(SUPPLIED RECORDS):
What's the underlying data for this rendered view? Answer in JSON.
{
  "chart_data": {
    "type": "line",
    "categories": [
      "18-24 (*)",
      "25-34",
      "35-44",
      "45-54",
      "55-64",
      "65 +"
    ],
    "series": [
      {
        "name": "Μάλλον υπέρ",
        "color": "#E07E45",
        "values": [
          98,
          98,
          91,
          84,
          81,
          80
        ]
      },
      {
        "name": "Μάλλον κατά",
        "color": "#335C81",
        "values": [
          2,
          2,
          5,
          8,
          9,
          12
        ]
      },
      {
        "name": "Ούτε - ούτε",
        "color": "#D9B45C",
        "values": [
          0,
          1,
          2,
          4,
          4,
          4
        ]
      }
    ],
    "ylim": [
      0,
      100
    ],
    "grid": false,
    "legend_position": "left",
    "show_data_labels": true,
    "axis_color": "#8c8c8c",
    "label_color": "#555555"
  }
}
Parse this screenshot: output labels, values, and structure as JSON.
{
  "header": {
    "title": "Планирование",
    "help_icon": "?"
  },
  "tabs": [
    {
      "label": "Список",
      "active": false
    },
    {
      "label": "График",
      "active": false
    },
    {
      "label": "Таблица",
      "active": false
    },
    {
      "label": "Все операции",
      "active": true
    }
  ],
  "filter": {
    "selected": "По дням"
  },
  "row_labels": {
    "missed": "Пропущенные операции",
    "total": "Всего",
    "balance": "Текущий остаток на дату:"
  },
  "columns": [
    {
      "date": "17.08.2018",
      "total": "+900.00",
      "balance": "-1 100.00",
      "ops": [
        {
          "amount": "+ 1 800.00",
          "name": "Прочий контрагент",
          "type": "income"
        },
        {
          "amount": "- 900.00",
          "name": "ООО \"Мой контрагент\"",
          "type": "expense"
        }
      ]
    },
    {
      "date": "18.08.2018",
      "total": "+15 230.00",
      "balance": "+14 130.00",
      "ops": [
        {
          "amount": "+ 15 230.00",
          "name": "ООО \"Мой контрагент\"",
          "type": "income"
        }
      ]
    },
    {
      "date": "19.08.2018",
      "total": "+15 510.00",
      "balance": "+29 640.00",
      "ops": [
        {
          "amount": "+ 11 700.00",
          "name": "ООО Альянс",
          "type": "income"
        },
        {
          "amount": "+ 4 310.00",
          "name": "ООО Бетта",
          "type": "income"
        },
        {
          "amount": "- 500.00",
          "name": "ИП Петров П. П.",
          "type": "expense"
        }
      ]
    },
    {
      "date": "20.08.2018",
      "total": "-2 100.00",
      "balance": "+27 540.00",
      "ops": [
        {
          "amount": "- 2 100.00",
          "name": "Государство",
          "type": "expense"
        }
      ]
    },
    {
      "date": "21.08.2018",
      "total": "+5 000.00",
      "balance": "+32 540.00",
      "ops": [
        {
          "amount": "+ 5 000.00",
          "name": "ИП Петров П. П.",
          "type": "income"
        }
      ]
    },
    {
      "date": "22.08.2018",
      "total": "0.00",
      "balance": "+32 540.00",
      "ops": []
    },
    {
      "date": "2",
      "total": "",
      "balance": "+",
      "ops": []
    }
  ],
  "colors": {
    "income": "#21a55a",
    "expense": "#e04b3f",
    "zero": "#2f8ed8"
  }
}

...

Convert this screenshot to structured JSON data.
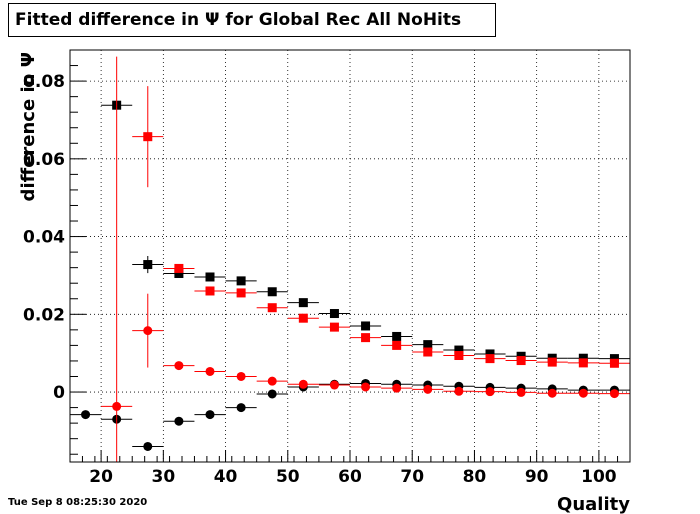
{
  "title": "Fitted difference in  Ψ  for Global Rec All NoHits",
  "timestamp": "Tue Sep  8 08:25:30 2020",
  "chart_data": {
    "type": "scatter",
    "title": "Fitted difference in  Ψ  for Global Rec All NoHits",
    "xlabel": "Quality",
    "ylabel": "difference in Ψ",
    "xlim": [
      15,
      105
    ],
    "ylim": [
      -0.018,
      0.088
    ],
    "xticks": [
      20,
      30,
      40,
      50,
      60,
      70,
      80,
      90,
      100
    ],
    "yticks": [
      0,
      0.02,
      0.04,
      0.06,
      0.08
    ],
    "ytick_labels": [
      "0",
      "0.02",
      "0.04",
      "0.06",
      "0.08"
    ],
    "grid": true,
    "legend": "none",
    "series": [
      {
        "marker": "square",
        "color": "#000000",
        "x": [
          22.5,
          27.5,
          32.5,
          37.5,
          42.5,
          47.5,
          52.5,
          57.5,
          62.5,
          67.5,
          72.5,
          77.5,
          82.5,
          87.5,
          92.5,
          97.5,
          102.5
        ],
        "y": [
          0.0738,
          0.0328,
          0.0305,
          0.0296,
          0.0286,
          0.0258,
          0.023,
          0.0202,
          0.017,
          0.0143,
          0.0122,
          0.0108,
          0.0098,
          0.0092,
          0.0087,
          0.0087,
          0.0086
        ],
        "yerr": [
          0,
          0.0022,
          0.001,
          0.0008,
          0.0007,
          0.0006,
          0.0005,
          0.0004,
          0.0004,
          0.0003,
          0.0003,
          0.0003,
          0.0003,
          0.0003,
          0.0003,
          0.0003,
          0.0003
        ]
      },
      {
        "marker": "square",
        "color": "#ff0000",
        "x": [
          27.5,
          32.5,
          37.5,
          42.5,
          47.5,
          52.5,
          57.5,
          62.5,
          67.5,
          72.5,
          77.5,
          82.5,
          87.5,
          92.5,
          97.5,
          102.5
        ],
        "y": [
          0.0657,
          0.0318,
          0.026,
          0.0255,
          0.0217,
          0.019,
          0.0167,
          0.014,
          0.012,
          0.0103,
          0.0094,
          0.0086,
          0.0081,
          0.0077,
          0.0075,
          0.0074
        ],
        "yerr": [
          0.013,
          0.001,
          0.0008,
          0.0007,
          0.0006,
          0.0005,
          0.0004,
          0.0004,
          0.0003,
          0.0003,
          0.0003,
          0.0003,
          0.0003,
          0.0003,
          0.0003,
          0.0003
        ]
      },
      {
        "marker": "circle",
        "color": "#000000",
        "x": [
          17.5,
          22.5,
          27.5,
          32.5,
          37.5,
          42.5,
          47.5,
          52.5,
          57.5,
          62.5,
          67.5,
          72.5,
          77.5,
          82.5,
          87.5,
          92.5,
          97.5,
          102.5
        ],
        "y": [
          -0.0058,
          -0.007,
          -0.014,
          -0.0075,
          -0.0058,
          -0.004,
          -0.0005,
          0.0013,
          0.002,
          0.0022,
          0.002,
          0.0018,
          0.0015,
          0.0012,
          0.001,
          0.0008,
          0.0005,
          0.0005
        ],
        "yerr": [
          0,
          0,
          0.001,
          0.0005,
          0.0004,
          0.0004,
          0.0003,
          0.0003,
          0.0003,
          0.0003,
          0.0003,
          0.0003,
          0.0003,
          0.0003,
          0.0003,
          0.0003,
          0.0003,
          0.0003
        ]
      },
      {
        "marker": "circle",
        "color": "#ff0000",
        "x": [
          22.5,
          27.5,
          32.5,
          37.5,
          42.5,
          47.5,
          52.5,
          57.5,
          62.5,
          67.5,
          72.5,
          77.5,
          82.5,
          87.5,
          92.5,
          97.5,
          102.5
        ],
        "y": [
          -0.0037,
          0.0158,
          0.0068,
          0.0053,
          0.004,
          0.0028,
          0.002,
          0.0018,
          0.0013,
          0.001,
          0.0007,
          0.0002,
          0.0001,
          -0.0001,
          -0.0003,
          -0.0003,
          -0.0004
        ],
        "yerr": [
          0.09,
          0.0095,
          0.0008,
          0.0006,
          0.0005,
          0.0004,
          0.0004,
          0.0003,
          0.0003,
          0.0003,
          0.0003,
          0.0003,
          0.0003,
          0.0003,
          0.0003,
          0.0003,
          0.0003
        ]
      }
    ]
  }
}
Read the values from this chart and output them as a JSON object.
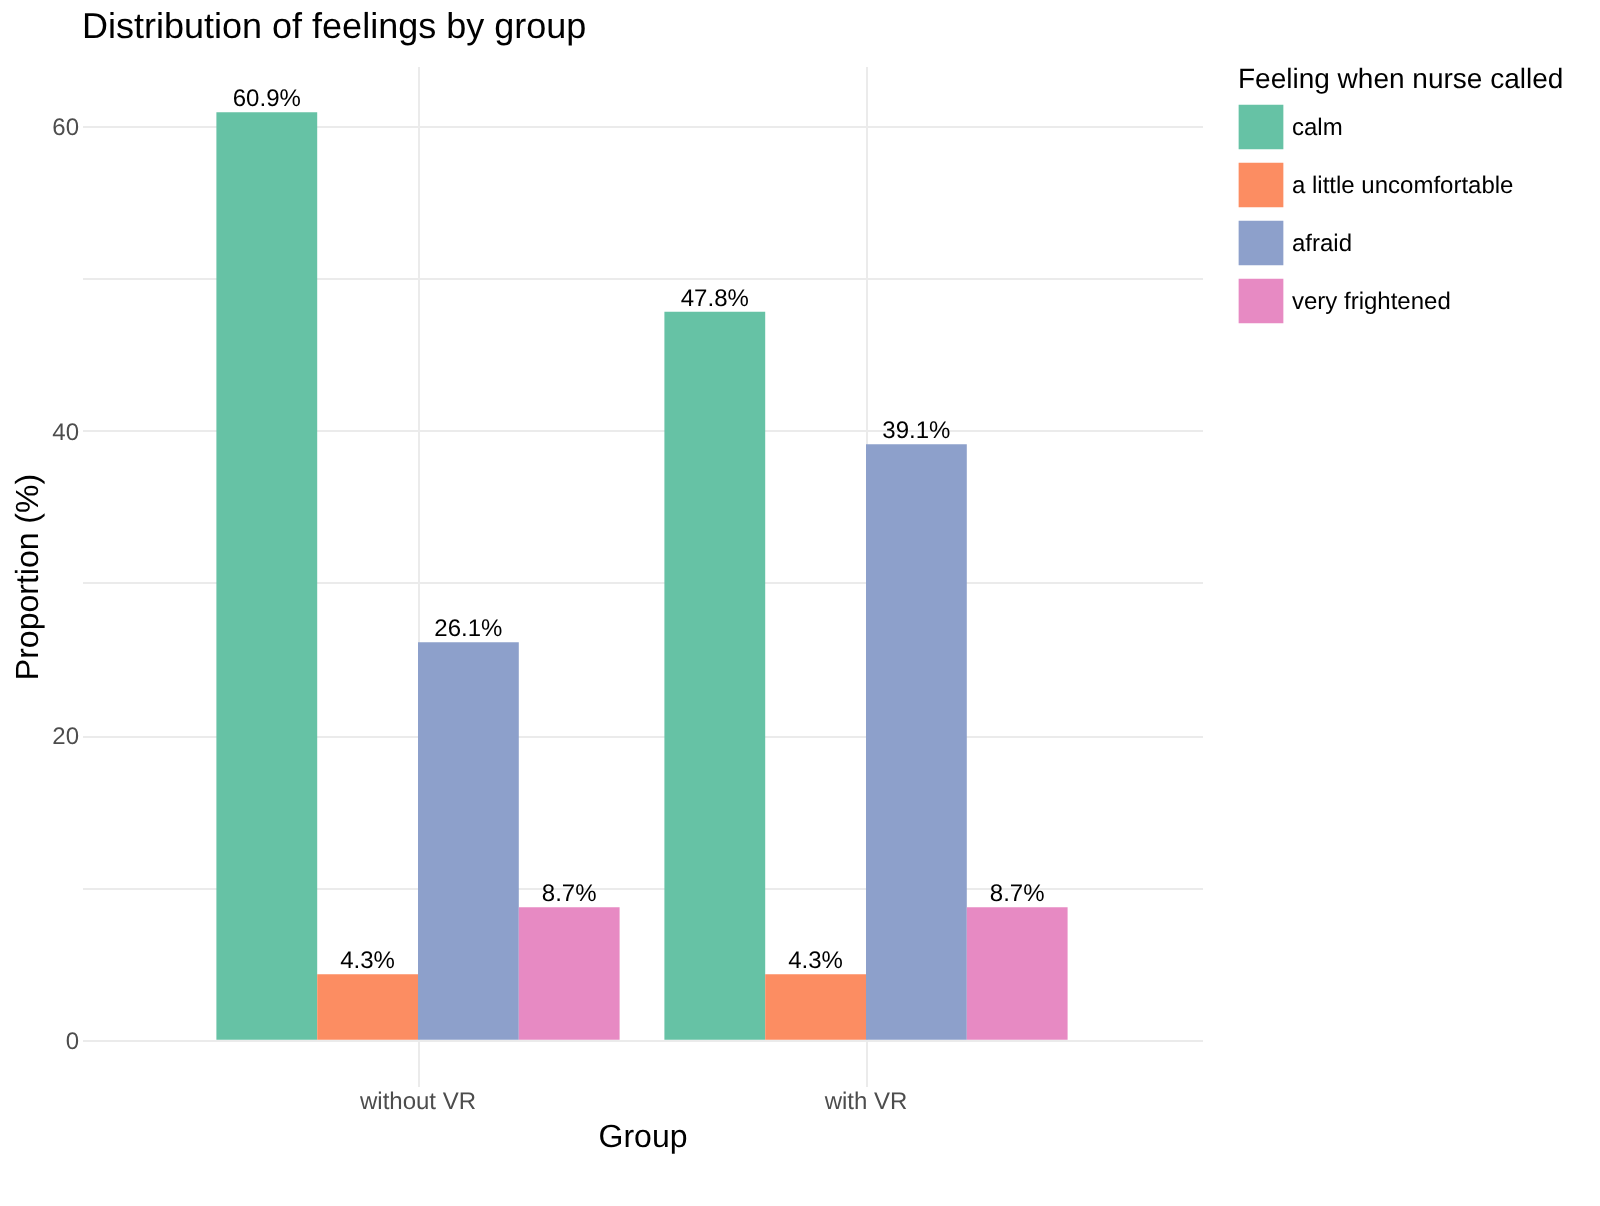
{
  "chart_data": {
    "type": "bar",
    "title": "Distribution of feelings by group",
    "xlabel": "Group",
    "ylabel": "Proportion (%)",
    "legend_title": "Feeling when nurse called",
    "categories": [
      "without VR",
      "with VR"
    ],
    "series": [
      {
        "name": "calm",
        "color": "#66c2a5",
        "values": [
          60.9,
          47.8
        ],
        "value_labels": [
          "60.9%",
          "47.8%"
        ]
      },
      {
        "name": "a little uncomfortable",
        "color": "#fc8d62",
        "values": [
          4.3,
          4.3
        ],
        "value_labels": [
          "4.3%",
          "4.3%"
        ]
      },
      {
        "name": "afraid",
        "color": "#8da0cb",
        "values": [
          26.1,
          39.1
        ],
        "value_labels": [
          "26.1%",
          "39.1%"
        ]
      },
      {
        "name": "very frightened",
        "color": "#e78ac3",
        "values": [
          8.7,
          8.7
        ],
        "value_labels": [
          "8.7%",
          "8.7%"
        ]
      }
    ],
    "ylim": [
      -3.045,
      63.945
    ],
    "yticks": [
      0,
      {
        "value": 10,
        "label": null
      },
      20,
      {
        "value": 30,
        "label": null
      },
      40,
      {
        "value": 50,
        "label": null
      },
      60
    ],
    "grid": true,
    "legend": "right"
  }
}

---

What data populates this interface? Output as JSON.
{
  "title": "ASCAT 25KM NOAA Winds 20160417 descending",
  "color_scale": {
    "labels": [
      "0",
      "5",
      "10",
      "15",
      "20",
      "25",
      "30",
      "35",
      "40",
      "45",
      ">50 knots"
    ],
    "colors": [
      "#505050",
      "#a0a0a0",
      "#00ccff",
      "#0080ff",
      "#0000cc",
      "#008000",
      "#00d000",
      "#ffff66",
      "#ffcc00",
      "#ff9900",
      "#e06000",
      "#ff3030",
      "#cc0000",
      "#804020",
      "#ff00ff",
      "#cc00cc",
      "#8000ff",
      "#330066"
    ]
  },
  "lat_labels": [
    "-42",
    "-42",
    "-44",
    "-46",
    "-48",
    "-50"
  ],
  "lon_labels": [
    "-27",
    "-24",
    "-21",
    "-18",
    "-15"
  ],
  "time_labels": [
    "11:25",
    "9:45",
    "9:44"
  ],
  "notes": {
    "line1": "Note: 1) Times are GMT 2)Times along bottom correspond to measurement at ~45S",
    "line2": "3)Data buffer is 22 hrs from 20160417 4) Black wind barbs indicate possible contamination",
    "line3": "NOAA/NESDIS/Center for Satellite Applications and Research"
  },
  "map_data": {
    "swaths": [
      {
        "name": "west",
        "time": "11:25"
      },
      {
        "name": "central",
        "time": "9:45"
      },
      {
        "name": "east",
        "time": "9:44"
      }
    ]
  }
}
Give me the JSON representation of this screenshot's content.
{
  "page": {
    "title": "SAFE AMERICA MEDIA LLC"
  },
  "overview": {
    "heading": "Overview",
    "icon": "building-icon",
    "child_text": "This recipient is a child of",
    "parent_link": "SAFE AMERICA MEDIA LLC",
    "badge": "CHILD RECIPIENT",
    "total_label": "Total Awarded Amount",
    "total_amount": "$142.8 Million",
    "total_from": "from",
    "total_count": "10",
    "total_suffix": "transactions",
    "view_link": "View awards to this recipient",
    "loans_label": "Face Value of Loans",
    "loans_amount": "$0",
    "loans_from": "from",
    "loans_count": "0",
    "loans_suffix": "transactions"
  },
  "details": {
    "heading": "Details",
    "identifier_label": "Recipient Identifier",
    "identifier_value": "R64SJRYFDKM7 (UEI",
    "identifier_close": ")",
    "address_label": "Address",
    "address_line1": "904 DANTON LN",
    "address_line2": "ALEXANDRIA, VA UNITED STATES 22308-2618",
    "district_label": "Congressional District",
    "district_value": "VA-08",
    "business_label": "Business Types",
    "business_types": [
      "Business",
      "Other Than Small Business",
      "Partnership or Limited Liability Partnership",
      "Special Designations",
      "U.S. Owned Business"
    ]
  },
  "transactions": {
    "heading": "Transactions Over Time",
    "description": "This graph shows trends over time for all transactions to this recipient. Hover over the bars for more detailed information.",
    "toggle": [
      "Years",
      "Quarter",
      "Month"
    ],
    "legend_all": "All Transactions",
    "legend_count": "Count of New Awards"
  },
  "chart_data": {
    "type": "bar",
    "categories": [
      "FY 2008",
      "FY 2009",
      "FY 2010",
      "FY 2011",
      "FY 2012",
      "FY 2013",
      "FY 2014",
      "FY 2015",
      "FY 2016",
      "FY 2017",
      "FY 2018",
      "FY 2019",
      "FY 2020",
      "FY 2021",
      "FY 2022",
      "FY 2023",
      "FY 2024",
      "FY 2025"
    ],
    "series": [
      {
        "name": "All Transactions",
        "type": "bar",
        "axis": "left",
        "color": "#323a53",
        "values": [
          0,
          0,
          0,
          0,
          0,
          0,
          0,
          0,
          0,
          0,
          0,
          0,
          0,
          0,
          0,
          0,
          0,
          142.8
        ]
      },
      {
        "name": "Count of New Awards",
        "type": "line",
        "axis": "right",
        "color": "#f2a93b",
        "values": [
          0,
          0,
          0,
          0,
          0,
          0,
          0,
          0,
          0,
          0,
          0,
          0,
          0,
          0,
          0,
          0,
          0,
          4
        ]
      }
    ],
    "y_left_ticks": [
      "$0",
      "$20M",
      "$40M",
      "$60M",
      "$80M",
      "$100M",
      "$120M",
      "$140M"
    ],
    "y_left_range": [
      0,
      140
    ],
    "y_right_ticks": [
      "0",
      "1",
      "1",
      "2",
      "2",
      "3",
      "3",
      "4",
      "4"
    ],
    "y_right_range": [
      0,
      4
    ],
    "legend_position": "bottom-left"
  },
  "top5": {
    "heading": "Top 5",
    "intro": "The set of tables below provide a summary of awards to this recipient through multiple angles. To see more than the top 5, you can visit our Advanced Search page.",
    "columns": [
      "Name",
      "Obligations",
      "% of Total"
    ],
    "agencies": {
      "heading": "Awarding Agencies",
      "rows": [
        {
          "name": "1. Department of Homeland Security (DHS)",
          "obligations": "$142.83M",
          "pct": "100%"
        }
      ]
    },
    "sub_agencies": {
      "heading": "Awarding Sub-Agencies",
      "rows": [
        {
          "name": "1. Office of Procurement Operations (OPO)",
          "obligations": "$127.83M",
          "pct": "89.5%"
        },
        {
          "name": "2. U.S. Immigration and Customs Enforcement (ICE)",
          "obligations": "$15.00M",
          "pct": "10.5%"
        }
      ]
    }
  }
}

(GOAL):
Report the number of lines in the entries above that include the string "screenshot". Give nothing but the number.

(WRITTEN SOLUTION):
3